§ **To do**
Please give the listing again, word for word, with nothing left out.

Data records

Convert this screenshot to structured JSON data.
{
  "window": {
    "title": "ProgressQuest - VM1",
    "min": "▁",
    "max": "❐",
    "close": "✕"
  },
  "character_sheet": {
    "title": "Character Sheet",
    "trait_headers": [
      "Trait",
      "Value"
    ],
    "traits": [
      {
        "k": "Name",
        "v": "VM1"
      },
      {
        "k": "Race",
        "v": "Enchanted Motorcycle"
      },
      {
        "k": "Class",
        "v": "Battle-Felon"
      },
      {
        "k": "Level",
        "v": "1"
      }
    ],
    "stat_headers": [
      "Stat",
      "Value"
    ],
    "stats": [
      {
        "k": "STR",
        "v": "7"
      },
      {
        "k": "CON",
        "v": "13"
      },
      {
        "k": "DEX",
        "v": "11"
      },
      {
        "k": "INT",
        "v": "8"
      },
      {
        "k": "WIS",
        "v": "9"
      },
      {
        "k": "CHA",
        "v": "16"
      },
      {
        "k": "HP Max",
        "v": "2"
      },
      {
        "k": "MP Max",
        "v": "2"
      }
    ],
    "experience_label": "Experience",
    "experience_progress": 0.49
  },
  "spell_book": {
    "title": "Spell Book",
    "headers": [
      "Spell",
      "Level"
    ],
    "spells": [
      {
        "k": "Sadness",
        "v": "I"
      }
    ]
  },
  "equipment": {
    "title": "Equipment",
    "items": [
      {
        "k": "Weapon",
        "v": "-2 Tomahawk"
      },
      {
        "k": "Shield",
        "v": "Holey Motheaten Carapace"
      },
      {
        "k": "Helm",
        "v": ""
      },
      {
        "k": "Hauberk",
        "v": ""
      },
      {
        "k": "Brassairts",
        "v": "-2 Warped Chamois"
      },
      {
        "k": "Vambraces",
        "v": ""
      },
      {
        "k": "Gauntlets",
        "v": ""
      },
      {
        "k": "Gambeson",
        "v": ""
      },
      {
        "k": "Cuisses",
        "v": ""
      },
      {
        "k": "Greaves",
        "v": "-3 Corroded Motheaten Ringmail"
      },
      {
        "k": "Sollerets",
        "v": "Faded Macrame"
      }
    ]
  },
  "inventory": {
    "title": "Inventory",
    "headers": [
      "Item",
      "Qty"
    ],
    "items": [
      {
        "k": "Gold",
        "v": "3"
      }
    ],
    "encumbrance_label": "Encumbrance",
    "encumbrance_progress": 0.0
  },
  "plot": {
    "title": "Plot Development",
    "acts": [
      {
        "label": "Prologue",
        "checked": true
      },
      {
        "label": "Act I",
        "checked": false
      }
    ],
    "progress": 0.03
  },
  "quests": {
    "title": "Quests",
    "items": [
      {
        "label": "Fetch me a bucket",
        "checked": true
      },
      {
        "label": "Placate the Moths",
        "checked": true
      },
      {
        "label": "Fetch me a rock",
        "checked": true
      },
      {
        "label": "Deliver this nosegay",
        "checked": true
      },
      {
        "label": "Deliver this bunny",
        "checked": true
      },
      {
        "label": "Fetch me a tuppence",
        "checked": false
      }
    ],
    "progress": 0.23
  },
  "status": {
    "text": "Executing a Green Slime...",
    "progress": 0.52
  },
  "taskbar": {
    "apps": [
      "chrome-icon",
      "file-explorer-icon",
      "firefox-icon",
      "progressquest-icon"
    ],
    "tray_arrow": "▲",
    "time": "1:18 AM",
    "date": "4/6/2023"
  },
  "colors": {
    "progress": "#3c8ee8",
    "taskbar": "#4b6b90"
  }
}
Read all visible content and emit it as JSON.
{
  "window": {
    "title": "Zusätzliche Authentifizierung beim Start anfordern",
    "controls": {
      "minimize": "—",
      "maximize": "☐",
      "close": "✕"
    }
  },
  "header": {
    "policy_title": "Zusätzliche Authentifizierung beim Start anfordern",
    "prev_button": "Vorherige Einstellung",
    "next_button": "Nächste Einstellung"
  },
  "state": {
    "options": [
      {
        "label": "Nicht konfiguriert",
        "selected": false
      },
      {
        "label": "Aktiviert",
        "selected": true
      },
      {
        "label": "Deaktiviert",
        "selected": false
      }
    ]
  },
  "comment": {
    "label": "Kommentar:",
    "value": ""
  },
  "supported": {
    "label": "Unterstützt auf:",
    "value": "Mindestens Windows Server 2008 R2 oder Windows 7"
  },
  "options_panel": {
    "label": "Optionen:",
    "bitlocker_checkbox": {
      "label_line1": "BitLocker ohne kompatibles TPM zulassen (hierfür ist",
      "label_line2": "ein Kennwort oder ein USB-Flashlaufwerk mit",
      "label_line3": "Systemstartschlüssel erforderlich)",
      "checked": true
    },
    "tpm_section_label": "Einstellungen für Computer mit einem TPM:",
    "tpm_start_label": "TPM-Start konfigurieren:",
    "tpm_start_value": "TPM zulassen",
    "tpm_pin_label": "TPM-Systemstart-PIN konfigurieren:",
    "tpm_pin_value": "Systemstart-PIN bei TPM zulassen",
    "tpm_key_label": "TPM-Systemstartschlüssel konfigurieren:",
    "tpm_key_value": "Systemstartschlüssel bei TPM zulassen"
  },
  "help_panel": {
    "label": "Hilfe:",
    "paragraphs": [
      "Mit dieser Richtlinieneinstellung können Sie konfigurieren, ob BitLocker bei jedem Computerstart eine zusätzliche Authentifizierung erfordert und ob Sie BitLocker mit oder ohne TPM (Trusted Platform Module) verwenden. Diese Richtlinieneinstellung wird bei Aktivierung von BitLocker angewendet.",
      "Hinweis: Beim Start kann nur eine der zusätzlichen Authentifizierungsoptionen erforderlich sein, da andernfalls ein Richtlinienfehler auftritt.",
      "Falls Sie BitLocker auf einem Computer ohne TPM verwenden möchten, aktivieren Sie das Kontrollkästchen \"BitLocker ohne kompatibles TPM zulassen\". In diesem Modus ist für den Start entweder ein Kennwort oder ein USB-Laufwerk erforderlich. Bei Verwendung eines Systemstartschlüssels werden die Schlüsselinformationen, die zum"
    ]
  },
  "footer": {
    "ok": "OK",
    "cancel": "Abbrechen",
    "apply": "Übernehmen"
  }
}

§ **Solution to the exercise**
Convert this screenshot to structured JSON data.
{
  "window": {
    "title": "ProgressQuest - VM1",
    "min": "▁",
    "max": "❐",
    "close": "✕"
  },
  "character_sheet": {
    "title": "Character Sheet",
    "trait_headers": [
      "Trait",
      "Value"
    ],
    "traits": [
      {
        "k": "Name",
        "v": "VM1"
      },
      {
        "k": "Race",
        "v": "Enchanted Motorcycle"
      },
      {
        "k": "Class",
        "v": "Battle-Felon"
      },
      {
        "k": "Level",
        "v": "1"
      }
    ],
    "stat_headers": [
      "Stat",
      "Value"
    ],
    "stats": [
      {
        "k": "STR",
        "v": "7"
      },
      {
        "k": "CON",
        "v": "13"
      },
      {
        "k": "DEX",
        "v": "11"
      },
      {
        "k": "INT",
        "v": "8"
      },
      {
        "k": "WIS",
        "v": "9"
      },
      {
        "k": "CHA",
        "v": "16"
      },
      {
        "k": "HP Max",
        "v": "2"
      },
      {
        "k": "MP Max",
        "v": "2"
      }
    ],
    "experience_label": "Experience",
    "experience_progress": 0.49
  },
  "spell_book": {
    "title": "Spell Book",
    "headers": [
      "Spell",
      "Level"
    ],
    "spells": [
      {
        "k": "Sadness",
        "v": "I"
      }
    ]
  },
  "equipment": {
    "title": "Equipment",
    "items": [
      {
        "k": "Weapon",
        "v": "-2 Tomahawk"
      },
      {
        "k": "Shield",
        "v": "Holey Motheaten Carapace"
      },
      {
        "k": "Helm",
        "v": ""
      },
      {
        "k": "Hauberk",
        "v": ""
      },
      {
        "k": "Brassairts",
        "v": "-2 Warped Chamois"
      },
      {
        "k": "Vambraces",
        "v": ""
      },
      {
        "k": "Gauntlets",
        "v": ""
      },
      {
        "k": "Gambeson",
        "v": ""
      },
      {
        "k": "Cuisses",
        "v": ""
      },
      {
        "k": "Greaves",
        "v": "-3 Corroded Motheaten Ringmail"
      },
      {
        "k": "Sollerets",
        "v": "Faded Macrame"
      }
    ]
  },
  "inventory": {
    "title": "Inventory",
    "headers": [
      "Item",
      "Qty"
    ],
    "items": [
      {
        "k": "Gold",
        "v": "3"
      }
    ],
    "encumbrance_label": "Encumbrance",
    "encumbrance_progress": 0.0
  },
  "plot": {
    "title": "Plot Development",
    "acts": [
      {
        "label": "Prologue",
        "checked": true
      },
      {
        "label": "Act I",
        "checked": false
      }
    ],
    "progress": 0.03
  },
  "quests": {
    "title": "Quests",
    "items": [
      {
        "label": "Fetch me a bucket",
        "checked": true
      },
      {
        "label": "Placate the Moths",
        "checked": true
      },
      {
        "label": "Fetch me a rock",
        "checked": true
      },
      {
        "label": "Deliver this nosegay",
        "checked": true
      },
      {
        "label": "Deliver this bunny",
        "checked": true
      },
      {
        "label": "Fetch me a tuppence",
        "checked": false
      }
    ],
    "progress": 0.23
  },
  "status": {
    "text": "Executing a Green Slime...",
    "progress": 0.52
  },
  "taskbar": {
    "apps": [
      "chrome-icon",
      "file-explorer-icon",
      "firefox-icon",
      "progressquest-icon"
    ],
    "tray_arrow": "▲",
    "time": "1:18 AM",
    "date": "4/6/2023"
  },
  "colors": {
    "progress": "#3c8ee8",
    "taskbar": "#4b6b90"
  }
}
Read all visible content and emit it as JSON.
{
  "window": {
    "title": "Zusätzliche Authentifizierung beim Start anfordern",
    "controls": {
      "minimize": "—",
      "maximize": "☐",
      "close": "✕"
    }
  },
  "header": {
    "policy_title": "Zusätzliche Authentifizierung beim Start anfordern",
    "prev_button": "Vorherige Einstellung",
    "next_button": "Nächste Einstellung"
  },
  "state": {
    "options": [
      {
        "label": "Nicht konfiguriert",
        "selected": false
      },
      {
        "label": "Aktiviert",
        "selected": true
      },
      {
        "label": "Deaktiviert",
        "selected": false
      }
    ]
  },
  "comment": {
    "label": "Kommentar:",
    "value": ""
  },
  "supported": {
    "label": "Unterstützt auf:",
    "value": "Mindestens Windows Server 2008 R2 oder Windows 7"
  },
  "options_panel": {
    "label": "Optionen:",
    "bitlocker_checkbox": {
      "label_line1": "BitLocker ohne kompatibles TPM zulassen (hierfür ist",
      "label_line2": "ein Kennwort oder ein USB-Flashlaufwerk mit",
      "label_line3": "Systemstartschlüssel erforderlich)",
      "checked": true
    },
    "tpm_section_label": "Einstellungen für Computer mit einem TPM:",
    "tpm_start_label": "TPM-Start konfigurieren:",
    "tpm_start_value": "TPM zulassen",
    "tpm_pin_label": "TPM-Systemstart-PIN konfigurieren:",
    "tpm_pin_value": "Systemstart-PIN bei TPM zulassen",
    "tpm_key_label": "TPM-Systemstartschlüssel konfigurieren:",
    "tpm_key_value": "Systemstartschlüssel bei TPM zulassen"
  },
  "help_panel": {
    "label": "Hilfe:",
    "paragraphs": [
      "Mit dieser Richtlinieneinstellung können Sie konfigurieren, ob BitLocker bei jedem Computerstart eine zusätzliche Authentifizierung erfordert und ob Sie BitLocker mit oder ohne TPM (Trusted Platform Module) verwenden. Diese Richtlinieneinstellung wird bei Aktivierung von BitLocker angewendet.",
      "Hinweis: Beim Start kann nur eine der zusätzlichen Authentifizierungsoptionen erforderlich sein, da andernfalls ein Richtlinienfehler auftritt.",
      "Falls Sie BitLocker auf einem Computer ohne TPM verwenden möchten, aktivieren Sie das Kontrollkästchen \"BitLocker ohne kompatibles TPM zulassen\". In diesem Modus ist für den Start entweder ein Kennwort oder ein USB-Laufwerk erforderlich. Bei Verwendung eines Systemstartschlüssels werden die Schlüsselinformationen, die zum"
    ]
  },
  "footer": {
    "ok": "OK",
    "cancel": "Abbrechen",
    "apply": "Übernehmen"
  }
}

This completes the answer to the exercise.